▶ Aim: Filter the listing below, copying every line in which the word "Leipzig" appears.
☆ ☆ ☆ ☆
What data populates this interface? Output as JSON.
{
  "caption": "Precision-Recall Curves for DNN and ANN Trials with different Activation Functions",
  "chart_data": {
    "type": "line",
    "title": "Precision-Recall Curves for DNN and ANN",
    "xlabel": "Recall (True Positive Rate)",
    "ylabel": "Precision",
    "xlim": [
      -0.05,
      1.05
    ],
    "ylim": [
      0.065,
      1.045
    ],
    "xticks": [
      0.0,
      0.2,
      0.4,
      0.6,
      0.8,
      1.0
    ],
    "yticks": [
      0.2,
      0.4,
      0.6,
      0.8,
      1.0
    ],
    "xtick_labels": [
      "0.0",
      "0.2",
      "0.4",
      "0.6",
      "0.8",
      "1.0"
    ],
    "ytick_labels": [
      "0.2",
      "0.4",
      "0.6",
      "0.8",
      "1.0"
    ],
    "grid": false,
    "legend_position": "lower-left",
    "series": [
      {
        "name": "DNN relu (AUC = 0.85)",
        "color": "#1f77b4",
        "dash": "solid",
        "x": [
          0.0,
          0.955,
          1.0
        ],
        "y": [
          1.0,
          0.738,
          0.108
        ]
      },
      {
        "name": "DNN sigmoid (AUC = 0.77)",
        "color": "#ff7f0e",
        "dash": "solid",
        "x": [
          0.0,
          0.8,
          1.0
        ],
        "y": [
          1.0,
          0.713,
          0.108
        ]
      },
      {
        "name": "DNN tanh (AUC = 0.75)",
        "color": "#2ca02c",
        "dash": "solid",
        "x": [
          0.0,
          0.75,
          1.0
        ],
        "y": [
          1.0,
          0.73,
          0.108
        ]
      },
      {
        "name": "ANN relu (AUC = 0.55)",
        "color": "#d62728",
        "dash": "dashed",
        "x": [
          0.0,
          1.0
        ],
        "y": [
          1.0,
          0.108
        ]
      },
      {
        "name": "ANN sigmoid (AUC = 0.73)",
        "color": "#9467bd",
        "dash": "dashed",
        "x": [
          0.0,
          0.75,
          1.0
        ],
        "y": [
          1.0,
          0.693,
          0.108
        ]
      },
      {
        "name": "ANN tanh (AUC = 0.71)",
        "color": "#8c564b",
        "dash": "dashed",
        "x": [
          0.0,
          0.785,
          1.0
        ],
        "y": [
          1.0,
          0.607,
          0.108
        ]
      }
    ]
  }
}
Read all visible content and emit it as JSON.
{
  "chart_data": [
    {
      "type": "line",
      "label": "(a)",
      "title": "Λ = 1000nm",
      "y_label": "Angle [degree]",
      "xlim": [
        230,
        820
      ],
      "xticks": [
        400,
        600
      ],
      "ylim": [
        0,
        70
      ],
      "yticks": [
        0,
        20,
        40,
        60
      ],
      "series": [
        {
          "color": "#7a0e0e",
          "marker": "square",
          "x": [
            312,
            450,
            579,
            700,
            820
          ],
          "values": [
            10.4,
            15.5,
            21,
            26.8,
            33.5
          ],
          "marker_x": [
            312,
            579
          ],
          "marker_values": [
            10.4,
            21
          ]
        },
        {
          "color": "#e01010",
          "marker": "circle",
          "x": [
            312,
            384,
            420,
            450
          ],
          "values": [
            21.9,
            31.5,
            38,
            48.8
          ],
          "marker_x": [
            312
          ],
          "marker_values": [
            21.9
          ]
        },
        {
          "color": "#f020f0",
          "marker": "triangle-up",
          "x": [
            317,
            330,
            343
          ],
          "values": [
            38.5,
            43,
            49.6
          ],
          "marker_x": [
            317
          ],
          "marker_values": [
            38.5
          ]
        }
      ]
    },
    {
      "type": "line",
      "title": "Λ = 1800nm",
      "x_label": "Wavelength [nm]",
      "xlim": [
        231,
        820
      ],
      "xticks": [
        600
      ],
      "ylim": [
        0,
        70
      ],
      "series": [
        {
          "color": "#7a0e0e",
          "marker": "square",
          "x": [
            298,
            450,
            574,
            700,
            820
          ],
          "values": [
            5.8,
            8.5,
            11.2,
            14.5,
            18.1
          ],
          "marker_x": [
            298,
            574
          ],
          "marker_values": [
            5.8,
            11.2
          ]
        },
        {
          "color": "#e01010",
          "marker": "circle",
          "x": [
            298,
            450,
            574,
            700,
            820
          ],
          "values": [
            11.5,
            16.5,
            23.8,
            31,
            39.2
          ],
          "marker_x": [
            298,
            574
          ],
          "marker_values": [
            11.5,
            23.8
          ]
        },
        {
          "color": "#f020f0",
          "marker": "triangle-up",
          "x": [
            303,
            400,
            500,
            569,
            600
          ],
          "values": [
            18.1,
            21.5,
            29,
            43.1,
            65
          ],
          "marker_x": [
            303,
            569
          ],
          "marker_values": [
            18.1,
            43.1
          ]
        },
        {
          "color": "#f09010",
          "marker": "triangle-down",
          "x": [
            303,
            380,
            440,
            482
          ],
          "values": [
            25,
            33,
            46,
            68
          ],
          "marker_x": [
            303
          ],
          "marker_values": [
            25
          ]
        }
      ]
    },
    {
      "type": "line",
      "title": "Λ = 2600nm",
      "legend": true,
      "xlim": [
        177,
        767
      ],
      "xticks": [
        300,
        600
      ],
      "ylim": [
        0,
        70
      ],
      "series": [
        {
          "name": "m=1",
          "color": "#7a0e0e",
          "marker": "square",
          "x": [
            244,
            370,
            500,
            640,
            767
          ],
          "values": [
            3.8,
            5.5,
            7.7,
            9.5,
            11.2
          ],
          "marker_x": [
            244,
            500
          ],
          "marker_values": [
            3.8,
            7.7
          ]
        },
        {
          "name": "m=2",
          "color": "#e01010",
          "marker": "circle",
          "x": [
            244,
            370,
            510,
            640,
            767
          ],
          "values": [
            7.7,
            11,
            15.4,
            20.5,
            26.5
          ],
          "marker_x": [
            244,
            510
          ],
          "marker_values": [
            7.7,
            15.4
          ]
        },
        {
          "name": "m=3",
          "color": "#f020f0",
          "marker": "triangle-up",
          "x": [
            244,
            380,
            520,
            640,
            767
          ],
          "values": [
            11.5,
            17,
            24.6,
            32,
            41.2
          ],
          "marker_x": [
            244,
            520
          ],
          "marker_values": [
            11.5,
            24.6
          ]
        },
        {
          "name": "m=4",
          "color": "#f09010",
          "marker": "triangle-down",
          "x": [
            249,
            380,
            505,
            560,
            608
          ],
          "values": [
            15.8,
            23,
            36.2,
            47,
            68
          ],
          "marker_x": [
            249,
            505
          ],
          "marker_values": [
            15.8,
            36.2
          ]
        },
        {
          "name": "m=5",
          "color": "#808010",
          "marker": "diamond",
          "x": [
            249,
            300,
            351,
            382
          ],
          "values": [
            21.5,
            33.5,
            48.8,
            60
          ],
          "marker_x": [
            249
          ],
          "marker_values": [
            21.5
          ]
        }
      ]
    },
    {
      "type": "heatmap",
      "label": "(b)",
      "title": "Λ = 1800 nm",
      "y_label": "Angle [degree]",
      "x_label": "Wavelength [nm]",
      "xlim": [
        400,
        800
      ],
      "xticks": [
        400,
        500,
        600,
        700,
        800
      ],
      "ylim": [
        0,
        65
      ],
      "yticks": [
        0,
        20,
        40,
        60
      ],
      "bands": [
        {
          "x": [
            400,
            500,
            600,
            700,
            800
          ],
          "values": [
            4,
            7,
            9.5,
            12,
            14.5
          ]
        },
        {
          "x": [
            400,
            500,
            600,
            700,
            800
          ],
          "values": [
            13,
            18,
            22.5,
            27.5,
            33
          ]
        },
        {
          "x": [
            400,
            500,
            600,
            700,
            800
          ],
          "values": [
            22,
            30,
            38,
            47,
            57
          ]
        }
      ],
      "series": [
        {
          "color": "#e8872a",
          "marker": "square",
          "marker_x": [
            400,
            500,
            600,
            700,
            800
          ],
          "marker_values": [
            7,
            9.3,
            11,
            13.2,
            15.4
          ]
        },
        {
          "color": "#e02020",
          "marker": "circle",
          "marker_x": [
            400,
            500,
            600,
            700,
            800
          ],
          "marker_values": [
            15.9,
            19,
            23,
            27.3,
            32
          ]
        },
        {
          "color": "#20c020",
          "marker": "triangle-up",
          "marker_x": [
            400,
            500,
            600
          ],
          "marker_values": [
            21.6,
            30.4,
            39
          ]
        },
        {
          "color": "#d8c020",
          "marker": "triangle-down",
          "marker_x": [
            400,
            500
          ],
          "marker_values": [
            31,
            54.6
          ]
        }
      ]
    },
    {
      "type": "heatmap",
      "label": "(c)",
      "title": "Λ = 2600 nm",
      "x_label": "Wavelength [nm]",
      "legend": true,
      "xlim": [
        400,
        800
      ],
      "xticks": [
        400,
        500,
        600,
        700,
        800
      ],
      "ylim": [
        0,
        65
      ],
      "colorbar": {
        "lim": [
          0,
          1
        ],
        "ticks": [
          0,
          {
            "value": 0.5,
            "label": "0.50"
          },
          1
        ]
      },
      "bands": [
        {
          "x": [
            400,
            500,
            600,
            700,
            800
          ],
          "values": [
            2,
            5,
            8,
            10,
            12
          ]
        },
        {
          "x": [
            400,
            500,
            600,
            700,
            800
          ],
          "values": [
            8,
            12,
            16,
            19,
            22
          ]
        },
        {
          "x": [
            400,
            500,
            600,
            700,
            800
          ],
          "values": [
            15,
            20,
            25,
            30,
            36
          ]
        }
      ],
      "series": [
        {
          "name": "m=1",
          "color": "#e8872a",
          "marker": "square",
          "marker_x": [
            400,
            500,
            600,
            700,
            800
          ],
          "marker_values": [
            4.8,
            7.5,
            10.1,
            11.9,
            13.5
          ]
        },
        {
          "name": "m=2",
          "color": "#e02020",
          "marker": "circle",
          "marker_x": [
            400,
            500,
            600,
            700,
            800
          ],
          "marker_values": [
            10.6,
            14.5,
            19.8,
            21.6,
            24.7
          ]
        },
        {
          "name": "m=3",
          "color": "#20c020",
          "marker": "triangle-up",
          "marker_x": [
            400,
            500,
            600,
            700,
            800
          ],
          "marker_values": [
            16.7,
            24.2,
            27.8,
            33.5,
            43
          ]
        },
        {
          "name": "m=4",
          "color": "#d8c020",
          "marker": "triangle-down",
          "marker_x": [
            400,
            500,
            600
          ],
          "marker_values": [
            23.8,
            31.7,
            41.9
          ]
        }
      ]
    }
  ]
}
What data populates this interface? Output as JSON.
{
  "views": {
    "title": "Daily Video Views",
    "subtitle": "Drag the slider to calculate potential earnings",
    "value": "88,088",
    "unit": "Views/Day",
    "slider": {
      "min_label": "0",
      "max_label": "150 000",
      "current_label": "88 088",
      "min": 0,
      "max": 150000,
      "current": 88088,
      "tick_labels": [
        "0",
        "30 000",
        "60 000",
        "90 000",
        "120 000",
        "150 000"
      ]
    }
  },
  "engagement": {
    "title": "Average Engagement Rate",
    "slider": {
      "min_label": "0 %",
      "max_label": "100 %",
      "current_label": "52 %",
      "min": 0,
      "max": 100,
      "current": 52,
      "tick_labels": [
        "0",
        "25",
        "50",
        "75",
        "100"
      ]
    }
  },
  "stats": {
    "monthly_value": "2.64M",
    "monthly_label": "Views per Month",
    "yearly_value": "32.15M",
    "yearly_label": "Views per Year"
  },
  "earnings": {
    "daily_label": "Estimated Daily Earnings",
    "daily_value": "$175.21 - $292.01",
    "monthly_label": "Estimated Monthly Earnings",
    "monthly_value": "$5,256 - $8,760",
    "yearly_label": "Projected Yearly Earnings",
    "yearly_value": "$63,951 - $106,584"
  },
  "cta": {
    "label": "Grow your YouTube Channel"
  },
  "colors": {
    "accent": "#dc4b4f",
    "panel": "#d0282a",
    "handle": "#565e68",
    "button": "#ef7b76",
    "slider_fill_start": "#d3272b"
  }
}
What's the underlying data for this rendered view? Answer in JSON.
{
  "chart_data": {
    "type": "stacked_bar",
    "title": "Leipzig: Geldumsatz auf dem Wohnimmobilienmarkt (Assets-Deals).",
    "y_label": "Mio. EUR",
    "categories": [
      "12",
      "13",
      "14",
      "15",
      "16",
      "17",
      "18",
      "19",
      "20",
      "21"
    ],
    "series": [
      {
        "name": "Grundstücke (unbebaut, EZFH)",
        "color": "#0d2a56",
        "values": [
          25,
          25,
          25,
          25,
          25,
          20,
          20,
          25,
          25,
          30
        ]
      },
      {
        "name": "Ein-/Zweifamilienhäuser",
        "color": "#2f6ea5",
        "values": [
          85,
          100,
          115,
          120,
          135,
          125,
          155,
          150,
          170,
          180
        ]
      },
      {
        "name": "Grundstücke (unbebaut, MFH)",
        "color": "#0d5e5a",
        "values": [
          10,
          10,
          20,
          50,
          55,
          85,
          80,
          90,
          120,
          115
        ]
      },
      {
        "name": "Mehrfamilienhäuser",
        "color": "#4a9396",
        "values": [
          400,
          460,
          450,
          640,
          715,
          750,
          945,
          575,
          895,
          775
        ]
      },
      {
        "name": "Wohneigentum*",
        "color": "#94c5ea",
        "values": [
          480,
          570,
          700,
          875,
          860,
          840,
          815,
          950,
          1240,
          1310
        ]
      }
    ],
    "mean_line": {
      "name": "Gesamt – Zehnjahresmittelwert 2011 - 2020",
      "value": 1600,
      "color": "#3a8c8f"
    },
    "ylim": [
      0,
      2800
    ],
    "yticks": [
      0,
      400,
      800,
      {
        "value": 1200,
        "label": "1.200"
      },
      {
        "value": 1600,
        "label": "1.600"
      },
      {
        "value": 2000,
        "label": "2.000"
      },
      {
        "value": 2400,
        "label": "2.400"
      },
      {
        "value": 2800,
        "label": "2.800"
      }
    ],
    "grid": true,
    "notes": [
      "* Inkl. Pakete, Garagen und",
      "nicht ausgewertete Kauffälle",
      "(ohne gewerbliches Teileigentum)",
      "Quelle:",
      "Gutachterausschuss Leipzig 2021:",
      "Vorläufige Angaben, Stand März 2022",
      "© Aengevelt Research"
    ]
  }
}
☆ ☆ ☆ ☆
▶ Task response:
    "title": "Leipzig: Geldumsatz auf dem Wohnimmobilienmarkt (Assets-Deals).",
      "Gutachterausschuss Leipzig 2021:",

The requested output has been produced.